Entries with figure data
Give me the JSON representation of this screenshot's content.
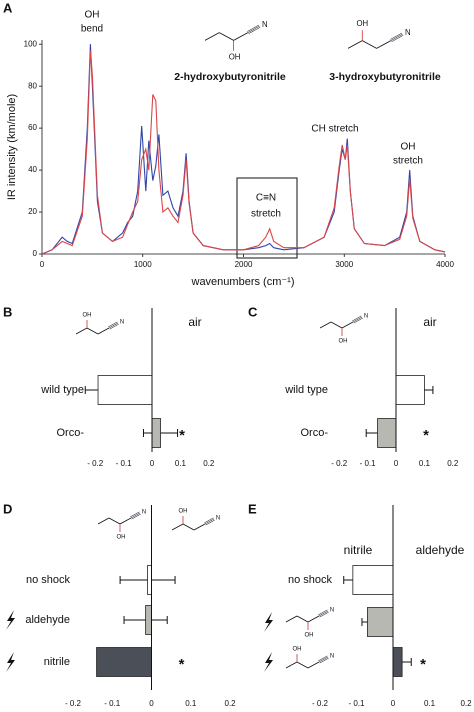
{
  "chart_data": [
    {
      "type": "line",
      "panel": "A",
      "xlabel": "wavenumbers (cm⁻¹)",
      "ylabel": "IR intensity (km/mole)",
      "x": [
        0,
        100,
        200,
        250,
        300,
        400,
        450,
        480,
        500,
        550,
        600,
        700,
        800,
        850,
        900,
        950,
        990,
        1030,
        1060,
        1100,
        1130,
        1160,
        1200,
        1250,
        1300,
        1350,
        1400,
        1430,
        1460,
        1500,
        1600,
        1800,
        2000,
        2150,
        2220,
        2260,
        2300,
        2400,
        2600,
        2800,
        2900,
        2950,
        2980,
        3010,
        3030,
        3060,
        3100,
        3200,
        3400,
        3550,
        3620,
        3650,
        3680,
        3750,
        3900,
        4000
      ],
      "series": [
        {
          "name": "2-hydroxybutyronitrile",
          "color": "#2f45a6",
          "values": [
            0,
            2,
            8,
            6,
            5,
            20,
            60,
            100,
            80,
            25,
            10,
            6,
            10,
            15,
            18,
            30,
            61,
            30,
            54,
            35,
            42,
            57,
            28,
            30,
            22,
            18,
            30,
            48,
            25,
            10,
            4,
            2,
            2,
            3,
            4,
            5,
            3,
            2,
            3,
            8,
            20,
            40,
            50,
            45,
            55,
            30,
            12,
            5,
            4,
            8,
            20,
            40,
            18,
            6,
            2,
            1
          ]
        },
        {
          "name": "3-hydroxybutyronitrile",
          "color": "#d9464a",
          "values": [
            0,
            2,
            6,
            5,
            4,
            18,
            55,
            97,
            85,
            28,
            10,
            6,
            8,
            14,
            20,
            25,
            45,
            50,
            40,
            76,
            73,
            40,
            20,
            22,
            18,
            15,
            28,
            45,
            24,
            10,
            4,
            2,
            2,
            4,
            8,
            12,
            6,
            3,
            3,
            8,
            22,
            42,
            52,
            45,
            52,
            30,
            12,
            5,
            4,
            7,
            18,
            36,
            17,
            6,
            2,
            1
          ]
        }
      ],
      "xlim": [
        0,
        4000
      ],
      "xticks": [
        0,
        1000,
        2000,
        3000,
        4000
      ],
      "ylim": [
        0,
        102
      ],
      "yticks": [
        0,
        20,
        40,
        60,
        80,
        100
      ],
      "annotations": [
        "OH",
        "bend",
        "CH stretch",
        "OH",
        "stretch",
        "C≡N",
        "stretch"
      ],
      "molecules": [
        {
          "oh": "OH",
          "n": "N"
        },
        {
          "oh": "OH",
          "n": "N"
        }
      ]
    },
    {
      "type": "bar",
      "panel": "B",
      "orientation": "horizontal",
      "categories": [
        "wild type",
        "Orco-"
      ],
      "values": [
        -0.19,
        0.03
      ],
      "errors": [
        0.045,
        0.06
      ],
      "colors": [
        "#ffffff",
        "#b6b8b1"
      ],
      "significance": [
        null,
        "*"
      ],
      "xlim": [
        -0.25,
        0.25
      ],
      "xticks": [
        {
          "value": -0.2,
          "label": "- 0.2"
        },
        {
          "value": -0.1,
          "label": "- 0.1"
        },
        0,
        0.1,
        0.2
      ],
      "annotations": [
        "air"
      ],
      "molecules": [
        {
          "oh": "OH",
          "n": "N"
        }
      ]
    },
    {
      "type": "bar",
      "panel": "C",
      "orientation": "horizontal",
      "categories": [
        "wild type",
        "Orco-"
      ],
      "values": [
        0.1,
        -0.065
      ],
      "errors": [
        0.03,
        0.04
      ],
      "colors": [
        "#ffffff",
        "#b6b8b1"
      ],
      "significance": [
        null,
        "*"
      ],
      "xlim": [
        -0.25,
        0.25
      ],
      "xticks": [
        {
          "value": -0.2,
          "label": "- 0.2"
        },
        {
          "value": -0.1,
          "label": "- 0.1"
        },
        0,
        0.1,
        0.2
      ],
      "annotations": [
        "air"
      ],
      "molecules": [
        {
          "oh": "OH",
          "n": "N"
        }
      ]
    },
    {
      "type": "bar",
      "panel": "D",
      "orientation": "horizontal",
      "categories": [
        "no shock",
        "aldehyde",
        "nitrile"
      ],
      "values": [
        -0.01,
        -0.015,
        -0.14
      ],
      "errors": [
        0.07,
        0.055,
        0
      ],
      "colors": [
        "#ffffff",
        "#b6b8b1",
        "#4b4f58"
      ],
      "significance": [
        null,
        null,
        "*"
      ],
      "xlim": [
        -0.2,
        0.2
      ],
      "xticks": [
        {
          "value": -0.2,
          "label": "- 0.2"
        },
        {
          "value": -0.1,
          "label": "- 0.1"
        },
        0,
        0.1,
        0.2
      ],
      "annotations": [],
      "molecules": [
        {
          "oh": "OH",
          "n": "N"
        },
        {
          "oh": "OH",
          "n": "N"
        }
      ]
    },
    {
      "type": "bar",
      "panel": "E",
      "orientation": "horizontal",
      "categories": [
        "no shock",
        null,
        null
      ],
      "values": [
        -0.11,
        -0.07,
        0.025
      ],
      "errors": [
        0.025,
        0.015,
        0.025
      ],
      "colors": [
        "#ffffff",
        "#b6b8b1",
        "#4b4f58"
      ],
      "significance": [
        null,
        null,
        "*"
      ],
      "xlim": [
        -0.2,
        0.2
      ],
      "xticks": [
        {
          "value": -0.2,
          "label": "- 0.2"
        },
        {
          "value": -0.1,
          "label": "- 0.1"
        },
        0,
        0.1,
        0.2
      ],
      "annotations": [
        "nitrile",
        "aldehyde"
      ],
      "molecules": [
        {
          "oh": "OH",
          "n": "N"
        },
        {
          "oh": "OH",
          "n": "N"
        }
      ]
    }
  ]
}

# STATED TASK
Copy all the entries word for word. Omit any pictures.

# EXERCISE ANSWER
Give me the JSON representation of this screenshot's content.
{
  "chart_data": [
    {
      "type": "line",
      "panel": "A",
      "xlabel": "wavenumbers (cm⁻¹)",
      "ylabel": "IR intensity (km/mole)",
      "x": [
        0,
        100,
        200,
        250,
        300,
        400,
        450,
        480,
        500,
        550,
        600,
        700,
        800,
        850,
        900,
        950,
        990,
        1030,
        1060,
        1100,
        1130,
        1160,
        1200,
        1250,
        1300,
        1350,
        1400,
        1430,
        1460,
        1500,
        1600,
        1800,
        2000,
        2150,
        2220,
        2260,
        2300,
        2400,
        2600,
        2800,
        2900,
        2950,
        2980,
        3010,
        3030,
        3060,
        3100,
        3200,
        3400,
        3550,
        3620,
        3650,
        3680,
        3750,
        3900,
        4000
      ],
      "series": [
        {
          "name": "2-hydroxybutyronitrile",
          "color": "#2f45a6",
          "values": [
            0,
            2,
            8,
            6,
            5,
            20,
            60,
            100,
            80,
            25,
            10,
            6,
            10,
            15,
            18,
            30,
            61,
            30,
            54,
            35,
            42,
            57,
            28,
            30,
            22,
            18,
            30,
            48,
            25,
            10,
            4,
            2,
            2,
            3,
            4,
            5,
            3,
            2,
            3,
            8,
            20,
            40,
            50,
            45,
            55,
            30,
            12,
            5,
            4,
            8,
            20,
            40,
            18,
            6,
            2,
            1
          ]
        },
        {
          "name": "3-hydroxybutyronitrile",
          "color": "#d9464a",
          "values": [
            0,
            2,
            6,
            5,
            4,
            18,
            55,
            97,
            85,
            28,
            10,
            6,
            8,
            14,
            20,
            25,
            45,
            50,
            40,
            76,
            73,
            40,
            20,
            22,
            18,
            15,
            28,
            45,
            24,
            10,
            4,
            2,
            2,
            4,
            8,
            12,
            6,
            3,
            3,
            8,
            22,
            42,
            52,
            45,
            52,
            30,
            12,
            5,
            4,
            7,
            18,
            36,
            17,
            6,
            2,
            1
          ]
        }
      ],
      "xlim": [
        0,
        4000
      ],
      "xticks": [
        0,
        1000,
        2000,
        3000,
        4000
      ],
      "ylim": [
        0,
        102
      ],
      "yticks": [
        0,
        20,
        40,
        60,
        80,
        100
      ],
      "annotations": [
        "OH",
        "bend",
        "CH stretch",
        "OH",
        "stretch",
        "C≡N",
        "stretch"
      ],
      "molecules": [
        {
          "oh": "OH",
          "n": "N"
        },
        {
          "oh": "OH",
          "n": "N"
        }
      ]
    },
    {
      "type": "bar",
      "panel": "B",
      "orientation": "horizontal",
      "categories": [
        "wild type",
        "Orco-"
      ],
      "values": [
        -0.19,
        0.03
      ],
      "errors": [
        0.045,
        0.06
      ],
      "colors": [
        "#ffffff",
        "#b6b8b1"
      ],
      "significance": [
        null,
        "*"
      ],
      "xlim": [
        -0.25,
        0.25
      ],
      "xticks": [
        {
          "value": -0.2,
          "label": "- 0.2"
        },
        {
          "value": -0.1,
          "label": "- 0.1"
        },
        0,
        0.1,
        0.2
      ],
      "annotations": [
        "air"
      ],
      "molecules": [
        {
          "oh": "OH",
          "n": "N"
        }
      ]
    },
    {
      "type": "bar",
      "panel": "C",
      "orientation": "horizontal",
      "categories": [
        "wild type",
        "Orco-"
      ],
      "values": [
        0.1,
        -0.065
      ],
      "errors": [
        0.03,
        0.04
      ],
      "colors": [
        "#ffffff",
        "#b6b8b1"
      ],
      "significance": [
        null,
        "*"
      ],
      "xlim": [
        -0.25,
        0.25
      ],
      "xticks": [
        {
          "value": -0.2,
          "label": "- 0.2"
        },
        {
          "value": -0.1,
          "label": "- 0.1"
        },
        0,
        0.1,
        0.2
      ],
      "annotations": [
        "air"
      ],
      "molecules": [
        {
          "oh": "OH",
          "n": "N"
        }
      ]
    },
    {
      "type": "bar",
      "panel": "D",
      "orientation": "horizontal",
      "categories": [
        "no shock",
        "aldehyde",
        "nitrile"
      ],
      "values": [
        -0.01,
        -0.015,
        -0.14
      ],
      "errors": [
        0.07,
        0.055,
        0
      ],
      "colors": [
        "#ffffff",
        "#b6b8b1",
        "#4b4f58"
      ],
      "significance": [
        null,
        null,
        "*"
      ],
      "xlim": [
        -0.2,
        0.2
      ],
      "xticks": [
        {
          "value": -0.2,
          "label": "- 0.2"
        },
        {
          "value": -0.1,
          "label": "- 0.1"
        },
        0,
        0.1,
        0.2
      ],
      "annotations": [],
      "molecules": [
        {
          "oh": "OH",
          "n": "N"
        },
        {
          "oh": "OH",
          "n": "N"
        }
      ]
    },
    {
      "type": "bar",
      "panel": "E",
      "orientation": "horizontal",
      "categories": [
        "no shock",
        null,
        null
      ],
      "values": [
        -0.11,
        -0.07,
        0.025
      ],
      "errors": [
        0.025,
        0.015,
        0.025
      ],
      "colors": [
        "#ffffff",
        "#b6b8b1",
        "#4b4f58"
      ],
      "significance": [
        null,
        null,
        "*"
      ],
      "xlim": [
        -0.2,
        0.2
      ],
      "xticks": [
        {
          "value": -0.2,
          "label": "- 0.2"
        },
        {
          "value": -0.1,
          "label": "- 0.1"
        },
        0,
        0.1,
        0.2
      ],
      "annotations": [
        "nitrile",
        "aldehyde"
      ],
      "molecules": [
        {
          "oh": "OH",
          "n": "N"
        },
        {
          "oh": "OH",
          "n": "N"
        }
      ]
    }
  ]
}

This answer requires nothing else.